PROBLEM STATEMENT:
Repeat each entry as written and leave the images out of the copy.

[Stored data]
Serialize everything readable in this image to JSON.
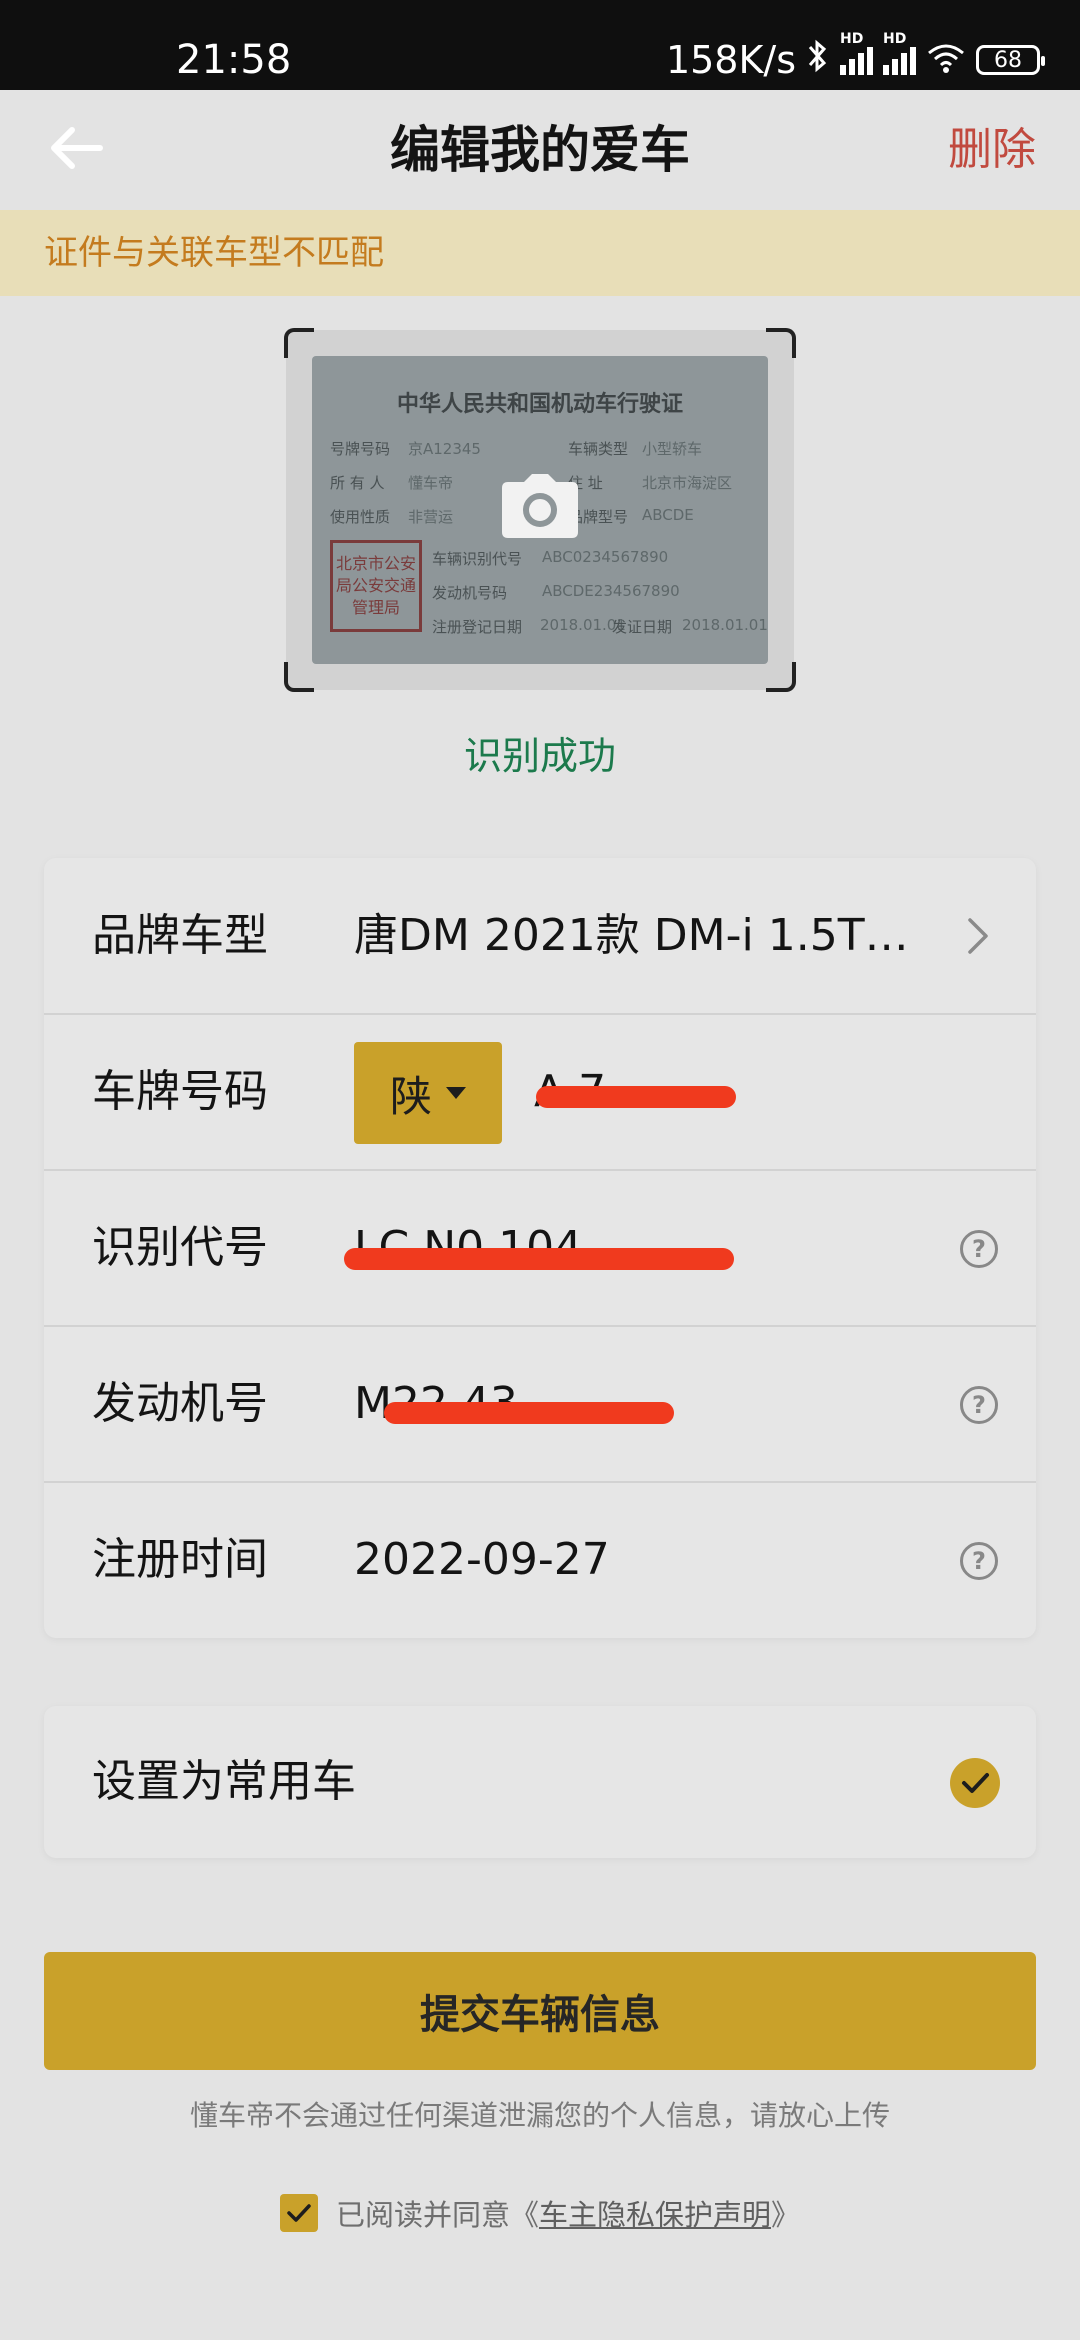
{
  "status_bar": {
    "time": "21:58",
    "net_speed": "158K/s",
    "sig_hd": "HD",
    "battery": "68"
  },
  "header": {
    "title": "编辑我的爱车",
    "delete_label": "删除"
  },
  "warning": {
    "text": "证件与关联车型不匹配"
  },
  "license_card": {
    "heading": "中华人民共和国机动车行驶证",
    "fields": {
      "plate_no_label": "号牌号码",
      "plate_no_value": "京A12345",
      "vehicle_type_label": "车辆类型",
      "vehicle_type_value": "小型轿车",
      "owner_label": "所 有 人",
      "owner_value": "懂车帝",
      "address_label": "住     址",
      "address_value": "北京市海淀区",
      "use_label": "使用性质",
      "use_value": "非营运",
      "model_label": "品牌型号",
      "model_value": "ABCDE",
      "vin_label": "车辆识别代号",
      "vin_value": "ABC0234567890",
      "engine_label": "发动机号码",
      "engine_value": "ABCDE234567890",
      "reg_label": "注册登记日期",
      "reg_value": "2018.01.01",
      "issue_label": "发证日期",
      "issue_value": "2018.01.01"
    },
    "stamp_text": "北京市公安局公安交通管理局"
  },
  "recognition": {
    "status": "识别成功"
  },
  "form": {
    "brand_label": "品牌车型",
    "brand_value": "唐DM 2021款 DM-i 1.5T…",
    "plate_label": "车牌号码",
    "plate_province": "陕",
    "plate_value": "A     7",
    "vin_label": "识别代号",
    "vin_value": "LC        N0     104",
    "engine_label": "发动机号",
    "engine_value": "M22       43",
    "reg_label": "注册时间",
    "reg_value": "2022-09-27"
  },
  "common_car": {
    "label": "设置为常用车",
    "checked": true
  },
  "submit": {
    "label": "提交车辆信息"
  },
  "privacy_note": "懂车帝不会通过任何渠道泄漏您的个人信息，请放心上传",
  "agreement": {
    "prefix": "已阅读并同意《",
    "link": "车主隐私保护声明",
    "suffix": "》",
    "checked": true
  },
  "colors": {
    "accent": "#c9a12a",
    "warning_text": "#c47b1e",
    "delete_red": "#c14a3f",
    "success_green": "#1c7a4c"
  },
  "icons": [
    "back-arrow-icon",
    "camera-icon",
    "chevron-right-icon",
    "help-icon",
    "check-icon",
    "bluetooth-icon",
    "wifi-icon",
    "signal-icon",
    "battery-icon"
  ]
}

RESULT FOR THIS TASK:
Serialize everything readable in this image to JSON.
{
  "status_bar": {
    "time": "21:58",
    "net_speed": "158K/s",
    "sig_hd": "HD",
    "battery": "68"
  },
  "header": {
    "title": "编辑我的爱车",
    "delete_label": "删除"
  },
  "warning": {
    "text": "证件与关联车型不匹配"
  },
  "license_card": {
    "heading": "中华人民共和国机动车行驶证",
    "fields": {
      "plate_no_label": "号牌号码",
      "plate_no_value": "京A12345",
      "vehicle_type_label": "车辆类型",
      "vehicle_type_value": "小型轿车",
      "owner_label": "所 有 人",
      "owner_value": "懂车帝",
      "address_label": "住     址",
      "address_value": "北京市海淀区",
      "use_label": "使用性质",
      "use_value": "非营运",
      "model_label": "品牌型号",
      "model_value": "ABCDE",
      "vin_label": "车辆识别代号",
      "vin_value": "ABC0234567890",
      "engine_label": "发动机号码",
      "engine_value": "ABCDE234567890",
      "reg_label": "注册登记日期",
      "reg_value": "2018.01.01",
      "issue_label": "发证日期",
      "issue_value": "2018.01.01"
    },
    "stamp_text": "北京市公安局公安交通管理局"
  },
  "recognition": {
    "status": "识别成功"
  },
  "form": {
    "brand_label": "品牌车型",
    "brand_value": "唐DM 2021款 DM-i 1.5T…",
    "plate_label": "车牌号码",
    "plate_province": "陕",
    "plate_value": "A     7",
    "vin_label": "识别代号",
    "vin_value": "LC        N0     104",
    "engine_label": "发动机号",
    "engine_value": "M22       43",
    "reg_label": "注册时间",
    "reg_value": "2022-09-27"
  },
  "common_car": {
    "label": "设置为常用车",
    "checked": true
  },
  "submit": {
    "label": "提交车辆信息"
  },
  "privacy_note": "懂车帝不会通过任何渠道泄漏您的个人信息，请放心上传",
  "agreement": {
    "prefix": "已阅读并同意《",
    "link": "车主隐私保护声明",
    "suffix": "》",
    "checked": true
  },
  "colors": {
    "accent": "#c9a12a",
    "warning_text": "#c47b1e",
    "delete_red": "#c14a3f",
    "success_green": "#1c7a4c"
  },
  "icons": [
    "back-arrow-icon",
    "camera-icon",
    "chevron-right-icon",
    "help-icon",
    "check-icon",
    "bluetooth-icon",
    "wifi-icon",
    "signal-icon",
    "battery-icon"
  ]
}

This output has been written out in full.